Segment Start: Excerpt provided

Mumsnet has not checked the qualifications of anyone posting here. If you need help urgently or expert advice, please see our domestic violence webguide and/or relationships webguide. Many Mumsnetters experiencing domestic abuse have found this thread helpful: Listen up, everybody

Ex shar

3 replies

O5h · 12/07/2024 01:14

My ex fiancé and I of 7 years with a 10 month old son split 6 months ago when I found out she was seeing another person (a girl in fact). Our relationship broke down as she continued to be emotionally tied with this girl and come to terms with her sexuality. After coming to terms with the pain of what has gone on (which I’m still coming to terms with) I asked my ex that our son is not introduced to new partners too early and certainly does not overnight with them early on as it doesn’t feel right. I found out tonight that my ex has her new partner over the night whilst looking after my son and it has really upset me and made me feel angry. am I right to feel so upset and annoyed? Am I right to ask her not to do this or at least not to do this so soon? I feel I am being replaced as a father and struggling to come to terms with the change

OP posts:
Warriorworrier · 12/07/2024 01:26

You have every right to be upset. Especially as you had specifically asked to hold off on introducing your child to new partners.

You can ask her again to keep to your agreement but unfortunately it is up to her if she decides to or not.

I am sure it must feel unsettling but know that you are not being replaced as a father. As long as you maintain a consistent presence in your child’s life you will form a strong and secure attachment to one another that no one can replace.

MrsTerryPratchett · 12/07/2024 01:27

Is this your second thread?

BobbyBiscuits · 12/07/2024 01:46

How long have they been together? I know you've been split for 6 months, but was the affair overlapping as far as you know? Is she living with this person now?
If it seems serious then inevitably your child will meet with her. Do you have any active safeguarding concerns? Would it help if you met the partner also? It must be really upsetting for you. It's disrespectful of her. But the best way forward might be to try and accept this person might be in your child's life. Keep seeing and providing for your child regularly and there's no way you'll be 'replaced as a father'.

Segment End: Excerpt provided
Segment Start: Data provided

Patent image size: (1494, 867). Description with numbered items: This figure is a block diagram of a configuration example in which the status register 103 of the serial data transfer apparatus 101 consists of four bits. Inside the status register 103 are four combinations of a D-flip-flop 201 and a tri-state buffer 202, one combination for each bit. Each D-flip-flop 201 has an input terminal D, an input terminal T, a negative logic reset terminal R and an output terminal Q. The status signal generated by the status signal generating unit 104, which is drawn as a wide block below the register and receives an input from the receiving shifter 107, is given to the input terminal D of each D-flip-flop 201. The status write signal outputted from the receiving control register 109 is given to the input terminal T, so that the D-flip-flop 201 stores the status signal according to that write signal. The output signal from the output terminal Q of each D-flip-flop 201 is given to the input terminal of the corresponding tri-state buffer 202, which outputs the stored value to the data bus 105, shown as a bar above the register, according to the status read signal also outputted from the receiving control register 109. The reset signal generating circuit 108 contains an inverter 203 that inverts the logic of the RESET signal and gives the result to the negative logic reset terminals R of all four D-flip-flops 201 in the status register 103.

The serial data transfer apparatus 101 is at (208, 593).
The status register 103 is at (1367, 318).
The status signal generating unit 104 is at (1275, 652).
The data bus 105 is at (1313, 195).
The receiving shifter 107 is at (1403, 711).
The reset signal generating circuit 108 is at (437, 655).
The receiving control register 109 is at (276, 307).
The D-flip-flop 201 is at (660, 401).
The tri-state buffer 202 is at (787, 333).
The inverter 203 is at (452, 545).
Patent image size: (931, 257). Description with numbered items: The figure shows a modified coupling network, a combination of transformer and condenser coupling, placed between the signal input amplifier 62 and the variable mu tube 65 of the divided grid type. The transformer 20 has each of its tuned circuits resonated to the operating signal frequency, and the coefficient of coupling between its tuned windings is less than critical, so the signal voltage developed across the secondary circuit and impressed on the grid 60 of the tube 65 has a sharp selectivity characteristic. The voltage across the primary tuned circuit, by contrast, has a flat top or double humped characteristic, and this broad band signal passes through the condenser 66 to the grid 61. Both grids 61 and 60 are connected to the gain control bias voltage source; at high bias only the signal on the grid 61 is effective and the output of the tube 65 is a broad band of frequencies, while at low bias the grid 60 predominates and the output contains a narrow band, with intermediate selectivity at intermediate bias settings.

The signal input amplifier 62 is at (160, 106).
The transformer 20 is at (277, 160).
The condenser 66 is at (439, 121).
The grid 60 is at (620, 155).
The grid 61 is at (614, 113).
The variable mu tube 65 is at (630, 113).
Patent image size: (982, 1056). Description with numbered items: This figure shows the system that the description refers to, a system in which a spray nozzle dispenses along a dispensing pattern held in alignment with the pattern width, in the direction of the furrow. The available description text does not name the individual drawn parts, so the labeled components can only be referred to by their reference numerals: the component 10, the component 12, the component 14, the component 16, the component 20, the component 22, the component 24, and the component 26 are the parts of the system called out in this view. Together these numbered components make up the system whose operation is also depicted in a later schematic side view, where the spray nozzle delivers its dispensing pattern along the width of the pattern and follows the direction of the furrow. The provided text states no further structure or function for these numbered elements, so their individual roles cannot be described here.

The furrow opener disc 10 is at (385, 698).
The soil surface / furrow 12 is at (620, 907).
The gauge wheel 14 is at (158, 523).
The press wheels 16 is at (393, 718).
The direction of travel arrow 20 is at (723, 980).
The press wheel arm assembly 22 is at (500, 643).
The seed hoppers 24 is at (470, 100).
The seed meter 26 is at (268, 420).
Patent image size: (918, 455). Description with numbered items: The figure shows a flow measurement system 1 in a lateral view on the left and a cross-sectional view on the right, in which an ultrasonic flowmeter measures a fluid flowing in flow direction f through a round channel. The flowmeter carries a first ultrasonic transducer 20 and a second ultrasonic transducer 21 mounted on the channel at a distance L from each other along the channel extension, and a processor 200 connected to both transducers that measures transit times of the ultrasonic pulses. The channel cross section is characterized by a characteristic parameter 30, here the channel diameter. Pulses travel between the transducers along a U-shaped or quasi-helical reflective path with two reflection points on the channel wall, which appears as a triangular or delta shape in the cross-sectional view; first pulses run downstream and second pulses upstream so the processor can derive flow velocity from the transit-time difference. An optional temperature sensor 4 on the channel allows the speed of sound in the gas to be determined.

Segment End: Data provided

• _Problem description_
Copy out the forum thread from "MrsTerryPratchett · 12/07/2024" to "as a father'.". The data is separate material, apart from the forum thread.

• _Task solution_
MrsTerryPratchett · 12/07/2024 01:27

Is this your second thread?

BobbyBiscuits · 12/07/2024 01:46

How long have they been together? I know you've been split for 6 months, but was the affair overlapping as far as you know? Is she living with this person now?
If it seems serious then inevitably your child will meet with her. Do you have any active safeguarding concerns? Would it help if you met the partner also? It must be really upsetting for you. It's disrespectful of her. But the best way forward might be to try and accept this person might be in your child's life. Keep seeing and providing for your child regularly and there's no way you'll be 'replaced as a father'.